● **To be done**
Your task is to locate every line holding the string "screenshot" and to copy each of them.

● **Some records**
[START]

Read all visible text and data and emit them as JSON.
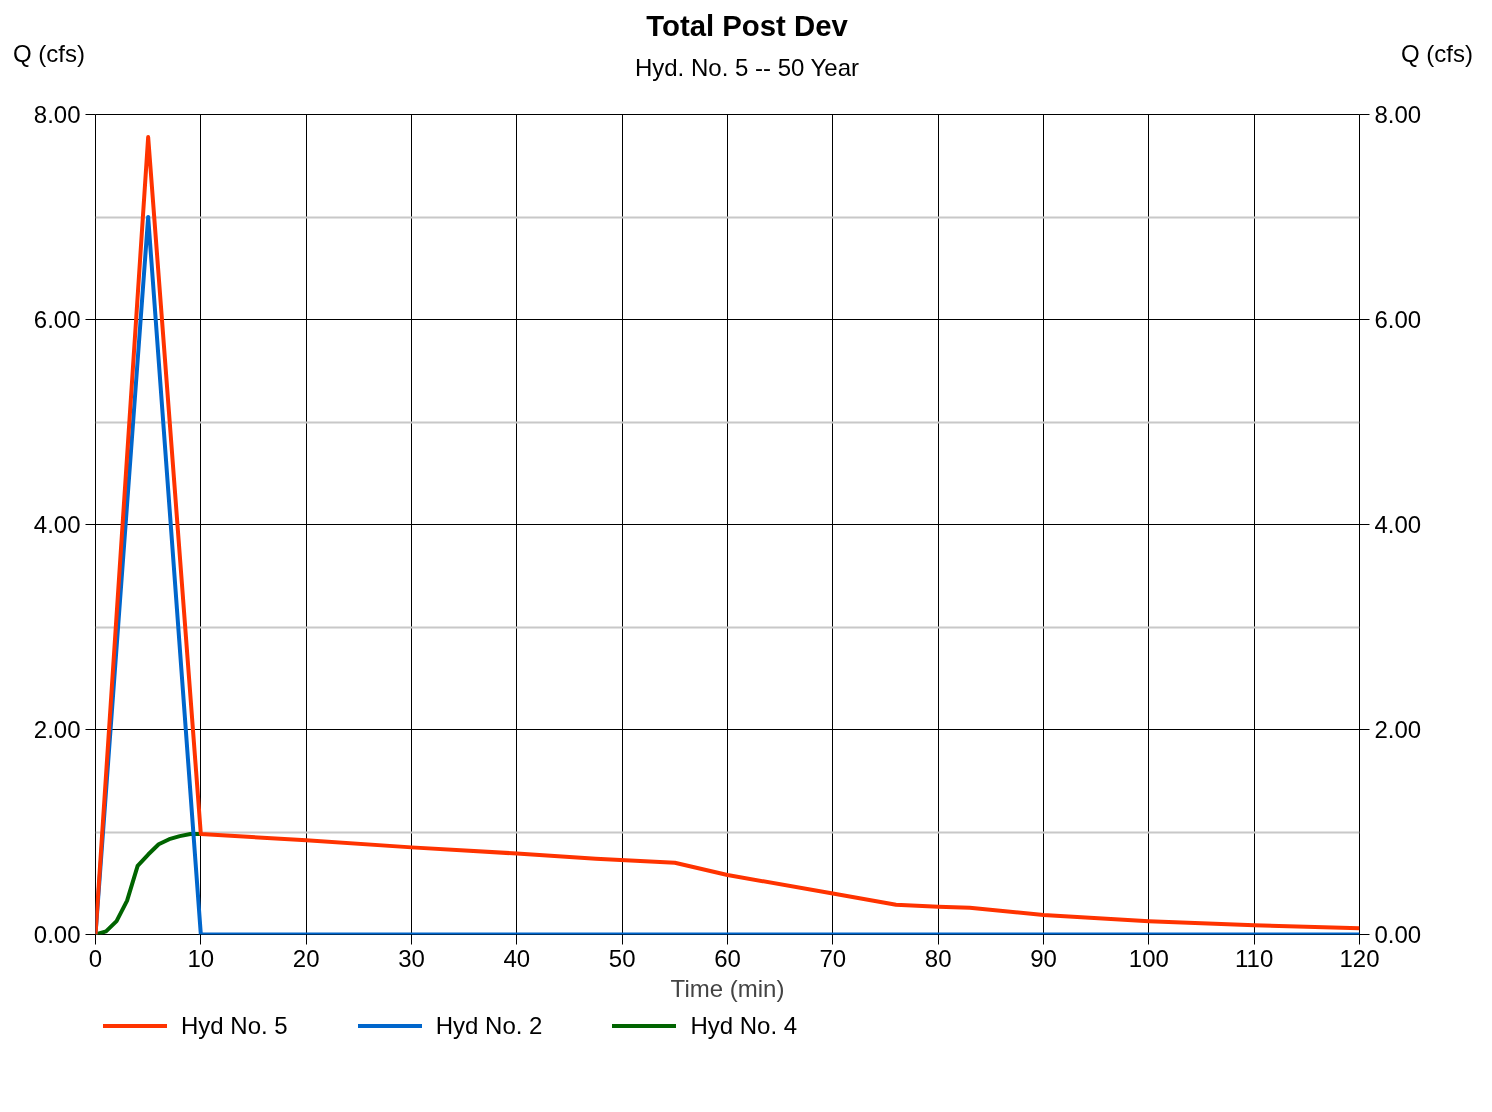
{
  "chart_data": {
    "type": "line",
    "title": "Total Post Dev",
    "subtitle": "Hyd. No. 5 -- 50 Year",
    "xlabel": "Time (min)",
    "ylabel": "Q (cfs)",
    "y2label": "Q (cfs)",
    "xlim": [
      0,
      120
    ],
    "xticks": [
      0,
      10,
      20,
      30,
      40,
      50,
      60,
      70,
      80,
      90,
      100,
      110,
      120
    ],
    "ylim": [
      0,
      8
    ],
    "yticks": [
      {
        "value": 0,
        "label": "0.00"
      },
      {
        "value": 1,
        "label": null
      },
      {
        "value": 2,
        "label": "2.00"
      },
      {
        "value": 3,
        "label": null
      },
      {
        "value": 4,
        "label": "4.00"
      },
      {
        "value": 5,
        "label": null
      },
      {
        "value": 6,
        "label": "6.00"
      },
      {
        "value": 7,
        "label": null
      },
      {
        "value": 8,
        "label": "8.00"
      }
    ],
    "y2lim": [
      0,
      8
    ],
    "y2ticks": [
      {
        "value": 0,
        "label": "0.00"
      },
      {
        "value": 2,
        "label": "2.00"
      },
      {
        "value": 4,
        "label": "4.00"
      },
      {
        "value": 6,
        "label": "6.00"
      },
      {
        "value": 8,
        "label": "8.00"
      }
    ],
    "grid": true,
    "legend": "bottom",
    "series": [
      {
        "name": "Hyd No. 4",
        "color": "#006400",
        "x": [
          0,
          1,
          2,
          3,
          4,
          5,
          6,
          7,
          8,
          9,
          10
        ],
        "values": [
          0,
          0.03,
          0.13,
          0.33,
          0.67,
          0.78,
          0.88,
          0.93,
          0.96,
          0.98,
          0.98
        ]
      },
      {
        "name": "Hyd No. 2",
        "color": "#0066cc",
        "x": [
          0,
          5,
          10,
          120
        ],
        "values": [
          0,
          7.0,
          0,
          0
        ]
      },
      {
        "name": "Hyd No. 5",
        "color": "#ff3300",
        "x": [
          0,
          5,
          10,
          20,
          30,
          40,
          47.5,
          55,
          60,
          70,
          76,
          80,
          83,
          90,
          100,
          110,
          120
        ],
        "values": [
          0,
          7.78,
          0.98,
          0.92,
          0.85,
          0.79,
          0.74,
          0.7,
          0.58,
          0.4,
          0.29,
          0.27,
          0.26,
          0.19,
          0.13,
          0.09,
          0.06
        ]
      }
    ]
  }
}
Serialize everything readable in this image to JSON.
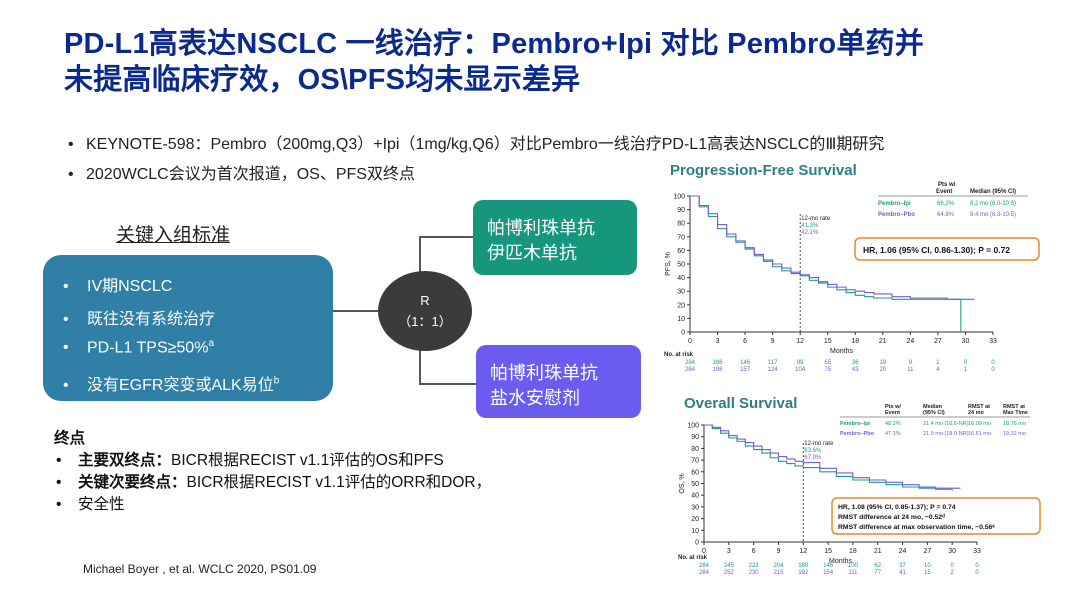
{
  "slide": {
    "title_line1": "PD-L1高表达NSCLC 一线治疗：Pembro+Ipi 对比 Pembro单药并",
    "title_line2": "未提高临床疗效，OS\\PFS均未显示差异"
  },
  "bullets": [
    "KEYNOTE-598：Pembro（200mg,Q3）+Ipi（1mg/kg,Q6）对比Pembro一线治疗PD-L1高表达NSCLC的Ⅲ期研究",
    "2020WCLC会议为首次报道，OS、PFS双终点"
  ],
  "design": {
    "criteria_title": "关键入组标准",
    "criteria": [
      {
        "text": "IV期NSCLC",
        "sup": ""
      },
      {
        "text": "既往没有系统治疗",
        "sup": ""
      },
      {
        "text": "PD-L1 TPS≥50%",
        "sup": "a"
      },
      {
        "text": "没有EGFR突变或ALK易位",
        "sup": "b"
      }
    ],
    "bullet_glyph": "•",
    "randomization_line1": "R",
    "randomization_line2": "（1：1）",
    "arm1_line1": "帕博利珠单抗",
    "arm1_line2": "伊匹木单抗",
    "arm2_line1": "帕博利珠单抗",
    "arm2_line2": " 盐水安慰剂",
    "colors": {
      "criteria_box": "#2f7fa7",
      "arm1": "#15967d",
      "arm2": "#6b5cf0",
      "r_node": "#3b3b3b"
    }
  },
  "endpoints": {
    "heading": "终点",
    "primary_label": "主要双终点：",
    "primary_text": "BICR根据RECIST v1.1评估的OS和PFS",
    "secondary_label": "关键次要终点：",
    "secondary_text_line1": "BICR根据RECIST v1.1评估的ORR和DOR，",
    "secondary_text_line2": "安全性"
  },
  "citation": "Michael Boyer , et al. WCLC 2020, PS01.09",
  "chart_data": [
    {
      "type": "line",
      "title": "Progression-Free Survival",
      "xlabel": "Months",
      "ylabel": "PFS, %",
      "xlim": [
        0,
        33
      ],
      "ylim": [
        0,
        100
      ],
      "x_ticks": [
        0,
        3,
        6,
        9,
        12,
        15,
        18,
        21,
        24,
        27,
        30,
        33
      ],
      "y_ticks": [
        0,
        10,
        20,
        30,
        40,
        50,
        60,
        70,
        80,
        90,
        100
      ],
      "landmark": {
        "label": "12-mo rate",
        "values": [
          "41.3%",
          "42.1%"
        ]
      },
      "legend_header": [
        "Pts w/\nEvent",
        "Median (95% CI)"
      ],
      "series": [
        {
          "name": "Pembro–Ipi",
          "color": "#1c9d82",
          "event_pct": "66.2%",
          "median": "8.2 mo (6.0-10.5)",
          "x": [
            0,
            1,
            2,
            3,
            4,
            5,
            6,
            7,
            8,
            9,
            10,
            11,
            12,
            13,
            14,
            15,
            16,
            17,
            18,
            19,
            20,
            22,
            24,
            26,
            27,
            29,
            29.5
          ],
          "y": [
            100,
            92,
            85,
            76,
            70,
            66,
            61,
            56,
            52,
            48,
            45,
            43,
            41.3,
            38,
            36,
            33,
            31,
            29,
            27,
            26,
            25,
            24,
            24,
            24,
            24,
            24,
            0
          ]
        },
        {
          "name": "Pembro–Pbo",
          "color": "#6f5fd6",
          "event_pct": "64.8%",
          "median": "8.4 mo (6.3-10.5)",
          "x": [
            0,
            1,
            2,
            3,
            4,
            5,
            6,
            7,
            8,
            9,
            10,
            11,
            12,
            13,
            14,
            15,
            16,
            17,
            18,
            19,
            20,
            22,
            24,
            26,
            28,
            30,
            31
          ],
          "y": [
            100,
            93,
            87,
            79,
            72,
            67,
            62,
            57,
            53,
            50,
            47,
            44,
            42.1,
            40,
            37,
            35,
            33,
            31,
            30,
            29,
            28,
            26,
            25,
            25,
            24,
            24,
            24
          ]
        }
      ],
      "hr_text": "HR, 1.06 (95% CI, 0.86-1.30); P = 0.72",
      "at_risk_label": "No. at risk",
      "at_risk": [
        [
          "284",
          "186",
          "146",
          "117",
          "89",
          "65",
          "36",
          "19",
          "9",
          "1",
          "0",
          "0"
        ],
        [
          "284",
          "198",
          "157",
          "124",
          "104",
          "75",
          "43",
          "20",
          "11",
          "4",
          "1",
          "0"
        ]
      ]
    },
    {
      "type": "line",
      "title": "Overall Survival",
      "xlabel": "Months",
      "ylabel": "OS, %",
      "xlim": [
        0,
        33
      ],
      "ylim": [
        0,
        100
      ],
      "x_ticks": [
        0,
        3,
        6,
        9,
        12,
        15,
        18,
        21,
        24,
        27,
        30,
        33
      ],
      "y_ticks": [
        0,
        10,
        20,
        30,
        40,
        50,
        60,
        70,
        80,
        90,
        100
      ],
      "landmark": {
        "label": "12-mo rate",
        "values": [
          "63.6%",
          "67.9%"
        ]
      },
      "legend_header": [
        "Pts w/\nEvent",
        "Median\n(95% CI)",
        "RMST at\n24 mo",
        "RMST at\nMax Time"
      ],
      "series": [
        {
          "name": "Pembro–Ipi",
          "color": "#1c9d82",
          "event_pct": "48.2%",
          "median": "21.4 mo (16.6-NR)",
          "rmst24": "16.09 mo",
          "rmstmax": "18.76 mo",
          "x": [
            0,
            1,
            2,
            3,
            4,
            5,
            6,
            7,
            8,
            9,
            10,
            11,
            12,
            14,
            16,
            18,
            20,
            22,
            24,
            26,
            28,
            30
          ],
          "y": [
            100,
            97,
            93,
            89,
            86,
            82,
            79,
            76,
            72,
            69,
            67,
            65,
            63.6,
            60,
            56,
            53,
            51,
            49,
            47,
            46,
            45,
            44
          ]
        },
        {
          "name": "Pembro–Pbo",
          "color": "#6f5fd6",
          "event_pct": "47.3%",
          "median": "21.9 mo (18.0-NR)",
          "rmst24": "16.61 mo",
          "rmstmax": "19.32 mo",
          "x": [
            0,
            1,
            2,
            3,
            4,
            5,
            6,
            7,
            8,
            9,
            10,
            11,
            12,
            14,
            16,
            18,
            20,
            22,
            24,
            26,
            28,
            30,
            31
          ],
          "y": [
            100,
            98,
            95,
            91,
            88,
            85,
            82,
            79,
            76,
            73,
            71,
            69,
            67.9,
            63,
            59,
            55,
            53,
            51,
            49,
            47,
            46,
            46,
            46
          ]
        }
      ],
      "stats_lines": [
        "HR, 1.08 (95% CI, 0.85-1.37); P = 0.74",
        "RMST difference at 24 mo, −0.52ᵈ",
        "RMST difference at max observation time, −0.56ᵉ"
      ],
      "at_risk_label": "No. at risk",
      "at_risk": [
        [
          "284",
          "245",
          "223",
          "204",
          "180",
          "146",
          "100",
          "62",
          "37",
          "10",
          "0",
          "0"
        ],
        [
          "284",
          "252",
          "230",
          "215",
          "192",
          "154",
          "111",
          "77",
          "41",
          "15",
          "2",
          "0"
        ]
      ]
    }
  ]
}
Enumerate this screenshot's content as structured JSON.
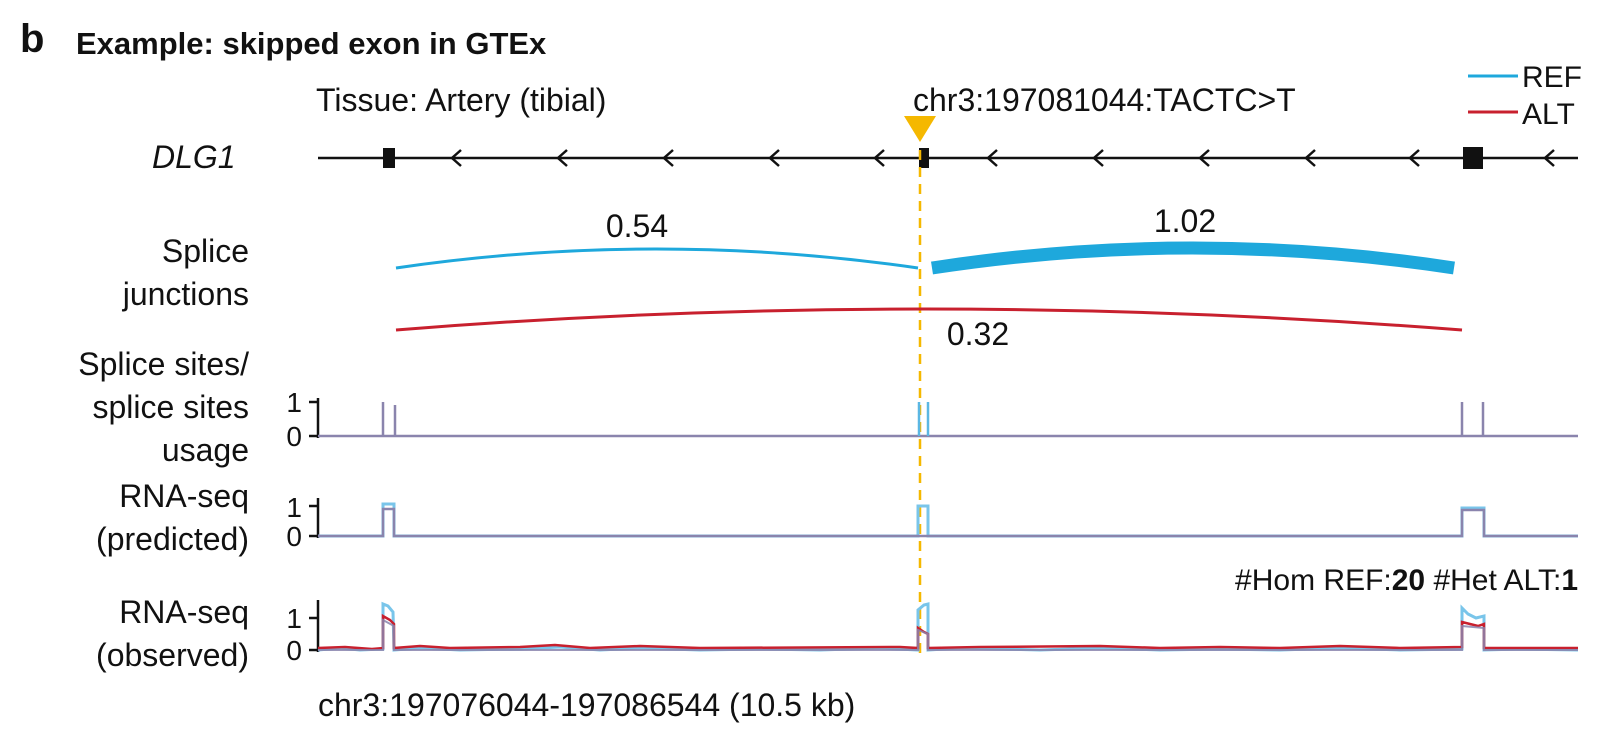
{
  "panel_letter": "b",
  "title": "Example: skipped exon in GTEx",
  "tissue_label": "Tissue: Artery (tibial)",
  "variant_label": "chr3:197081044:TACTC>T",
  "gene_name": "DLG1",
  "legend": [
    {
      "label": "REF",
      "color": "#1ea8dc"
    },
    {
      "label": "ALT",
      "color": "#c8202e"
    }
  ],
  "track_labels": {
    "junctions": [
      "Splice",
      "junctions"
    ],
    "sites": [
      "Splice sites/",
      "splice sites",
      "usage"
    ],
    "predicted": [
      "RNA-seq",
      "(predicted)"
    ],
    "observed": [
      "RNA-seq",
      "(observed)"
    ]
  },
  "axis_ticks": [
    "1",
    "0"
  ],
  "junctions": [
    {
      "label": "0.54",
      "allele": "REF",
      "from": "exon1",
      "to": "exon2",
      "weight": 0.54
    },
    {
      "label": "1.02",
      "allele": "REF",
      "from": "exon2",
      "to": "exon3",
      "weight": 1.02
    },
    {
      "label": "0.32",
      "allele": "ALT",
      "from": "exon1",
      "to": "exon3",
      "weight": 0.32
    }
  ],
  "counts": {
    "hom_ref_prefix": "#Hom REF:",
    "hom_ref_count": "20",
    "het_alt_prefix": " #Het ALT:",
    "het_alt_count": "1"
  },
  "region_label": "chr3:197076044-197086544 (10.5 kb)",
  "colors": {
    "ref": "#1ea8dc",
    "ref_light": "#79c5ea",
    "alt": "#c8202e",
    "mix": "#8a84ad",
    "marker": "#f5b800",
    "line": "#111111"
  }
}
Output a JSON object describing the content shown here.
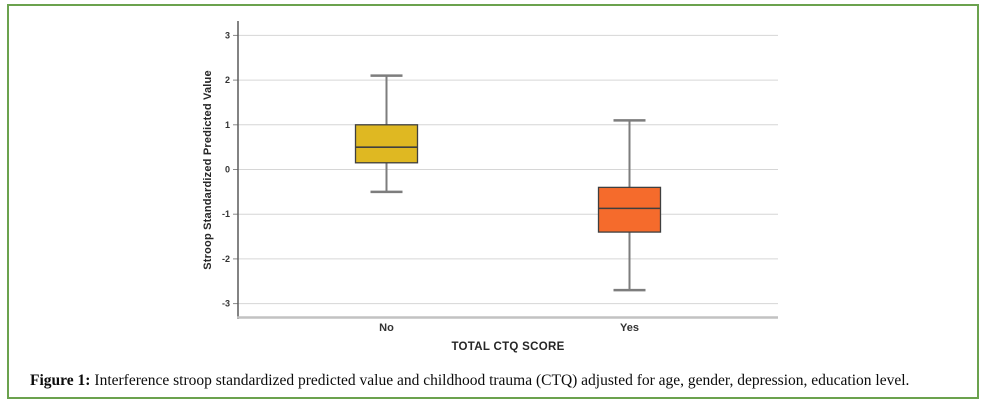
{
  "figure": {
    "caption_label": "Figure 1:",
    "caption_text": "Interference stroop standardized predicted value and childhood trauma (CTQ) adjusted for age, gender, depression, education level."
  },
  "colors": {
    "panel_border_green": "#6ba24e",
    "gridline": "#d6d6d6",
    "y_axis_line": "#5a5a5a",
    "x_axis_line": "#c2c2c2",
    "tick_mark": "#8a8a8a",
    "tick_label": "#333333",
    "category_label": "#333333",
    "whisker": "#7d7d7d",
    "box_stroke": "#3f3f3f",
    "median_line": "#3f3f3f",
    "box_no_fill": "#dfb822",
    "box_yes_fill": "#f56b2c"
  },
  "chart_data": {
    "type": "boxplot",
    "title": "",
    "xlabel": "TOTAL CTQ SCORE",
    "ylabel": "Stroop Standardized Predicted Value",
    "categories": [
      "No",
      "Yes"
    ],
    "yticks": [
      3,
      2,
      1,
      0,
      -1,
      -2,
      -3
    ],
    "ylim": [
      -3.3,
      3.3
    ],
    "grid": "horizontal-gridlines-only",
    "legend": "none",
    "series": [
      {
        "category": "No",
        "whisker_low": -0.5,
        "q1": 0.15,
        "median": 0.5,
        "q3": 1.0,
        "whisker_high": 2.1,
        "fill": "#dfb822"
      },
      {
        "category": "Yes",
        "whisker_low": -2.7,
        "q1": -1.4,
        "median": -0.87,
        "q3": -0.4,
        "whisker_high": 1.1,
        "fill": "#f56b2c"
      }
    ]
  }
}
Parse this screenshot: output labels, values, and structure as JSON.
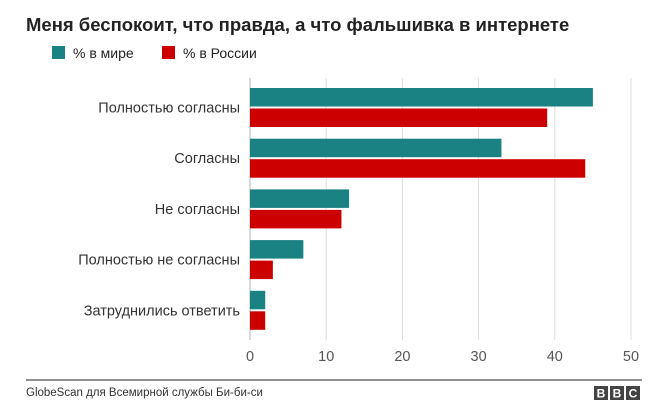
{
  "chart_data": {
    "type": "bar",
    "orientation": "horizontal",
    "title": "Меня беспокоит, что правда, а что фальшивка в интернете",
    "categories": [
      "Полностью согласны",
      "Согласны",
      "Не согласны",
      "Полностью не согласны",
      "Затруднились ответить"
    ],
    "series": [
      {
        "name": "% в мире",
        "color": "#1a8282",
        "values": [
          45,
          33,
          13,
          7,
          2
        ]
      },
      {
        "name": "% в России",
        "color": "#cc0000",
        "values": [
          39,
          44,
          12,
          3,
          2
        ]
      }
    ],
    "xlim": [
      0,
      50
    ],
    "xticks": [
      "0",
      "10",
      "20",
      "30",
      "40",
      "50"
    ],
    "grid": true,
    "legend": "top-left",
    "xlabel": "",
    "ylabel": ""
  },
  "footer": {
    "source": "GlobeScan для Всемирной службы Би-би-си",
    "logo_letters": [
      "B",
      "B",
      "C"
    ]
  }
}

[END]

● **Exercise solution**
Enumerate this screenshot's content as structured JSON.
Parse this screenshot: output labels, values, and structure as JSON.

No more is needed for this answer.